START

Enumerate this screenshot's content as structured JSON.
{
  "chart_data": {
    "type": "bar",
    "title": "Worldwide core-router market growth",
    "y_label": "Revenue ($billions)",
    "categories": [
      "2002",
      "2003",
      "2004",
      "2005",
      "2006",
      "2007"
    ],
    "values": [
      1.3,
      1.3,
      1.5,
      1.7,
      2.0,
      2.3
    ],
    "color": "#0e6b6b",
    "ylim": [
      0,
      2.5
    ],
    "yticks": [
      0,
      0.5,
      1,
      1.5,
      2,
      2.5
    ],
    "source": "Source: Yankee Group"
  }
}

END

▸ **Requirement**
All of the material above needs to be copied exactly.

▸ **Answer for the task**
Enumerate this screenshot's content as structured JSON.
{
  "chart_data": {
    "type": "bar",
    "title": "Worldwide core-router market growth",
    "y_label": "Revenue ($billions)",
    "categories": [
      "2002",
      "2003",
      "2004",
      "2005",
      "2006",
      "2007"
    ],
    "values": [
      1.3,
      1.3,
      1.5,
      1.7,
      2.0,
      2.3
    ],
    "color": "#0e6b6b",
    "ylim": [
      0,
      2.5
    ],
    "yticks": [
      0,
      0.5,
      1,
      1.5,
      2,
      2.5
    ],
    "source": "Source: Yankee Group"
  }
}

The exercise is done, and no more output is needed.